_Data extract_
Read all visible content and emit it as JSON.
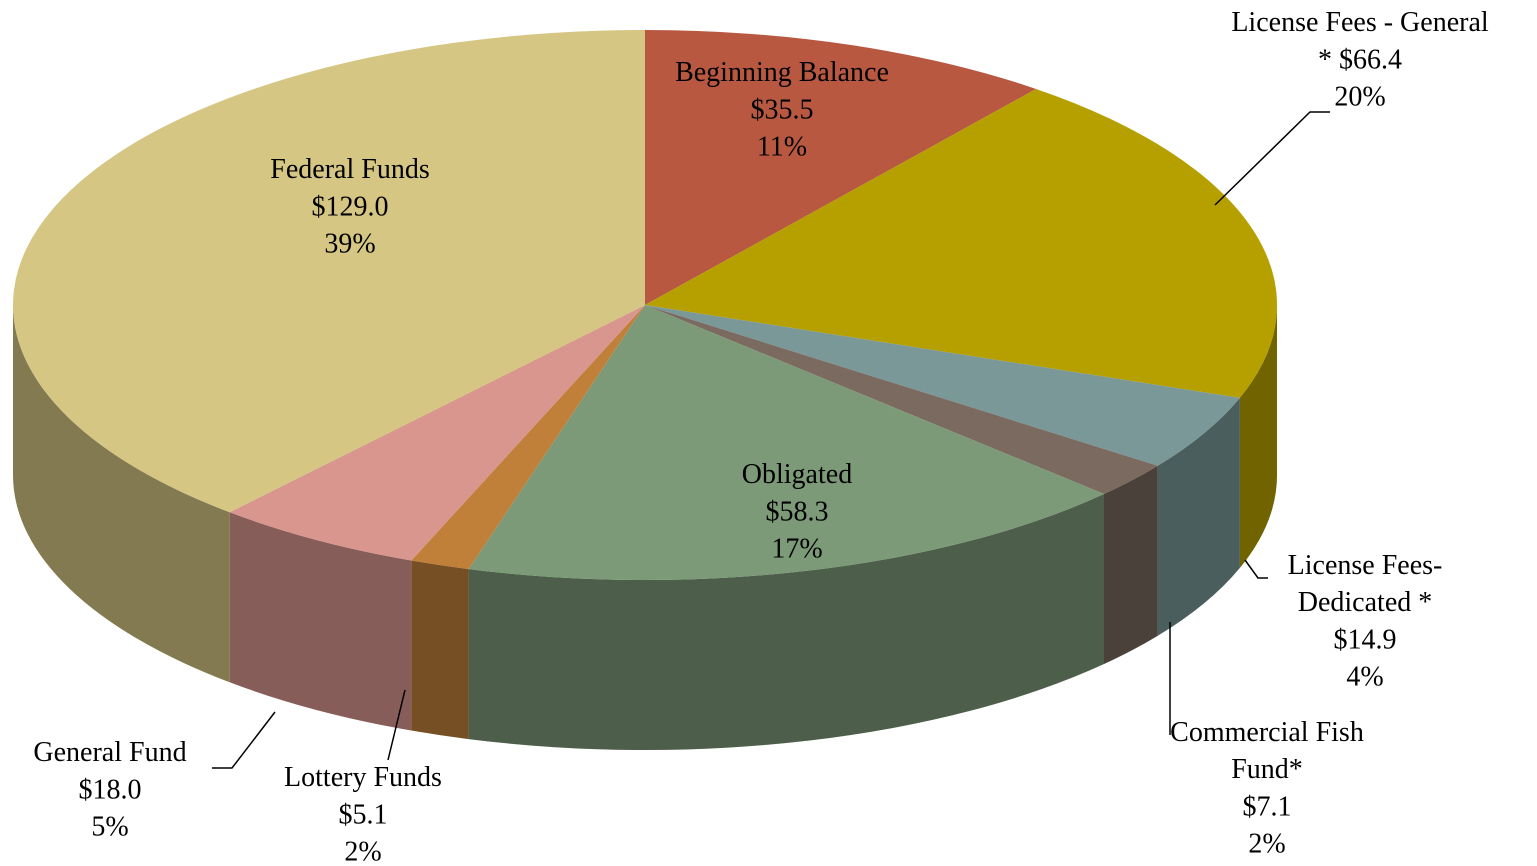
{
  "chart_data": {
    "type": "pie3d",
    "categories": [
      "Beginning Balance",
      "License Fees - General",
      "License Fees-\nDedicated *",
      "Commercial Fish\nFund*",
      "Obligated",
      "Lottery Funds",
      "General Fund",
      "Federal Funds"
    ],
    "values": [
      35.5,
      66.4,
      14.9,
      7.1,
      58.3,
      5.1,
      18.0,
      129.0
    ],
    "value_labels": [
      "$35.5",
      "* $66.4",
      "$14.9",
      "$7.1",
      "$58.3",
      "$5.1",
      "$18.0",
      "$129.0"
    ],
    "percent_labels": [
      "11%",
      "20%",
      "4%",
      "2%",
      "17%",
      "2%",
      "5%",
      "39%"
    ],
    "colors": [
      "#b85840",
      "#b5a000",
      "#7a9898",
      "#7a6a60",
      "#7d9a78",
      "#c0803a",
      "#d9968e",
      "#d6c683"
    ]
  }
}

_Task statement_
Each entry above should be reproduced exactly, with the pictures removed.

_The output_
Read all visible content and emit it as JSON.
{
  "chart_data": {
    "type": "pie3d",
    "categories": [
      "Beginning Balance",
      "License Fees - General",
      "License Fees-\nDedicated *",
      "Commercial Fish\nFund*",
      "Obligated",
      "Lottery Funds",
      "General Fund",
      "Federal Funds"
    ],
    "values": [
      35.5,
      66.4,
      14.9,
      7.1,
      58.3,
      5.1,
      18.0,
      129.0
    ],
    "value_labels": [
      "$35.5",
      "* $66.4",
      "$14.9",
      "$7.1",
      "$58.3",
      "$5.1",
      "$18.0",
      "$129.0"
    ],
    "percent_labels": [
      "11%",
      "20%",
      "4%",
      "2%",
      "17%",
      "2%",
      "5%",
      "39%"
    ],
    "colors": [
      "#b85840",
      "#b5a000",
      "#7a9898",
      "#7a6a60",
      "#7d9a78",
      "#c0803a",
      "#d9968e",
      "#d6c683"
    ]
  }
}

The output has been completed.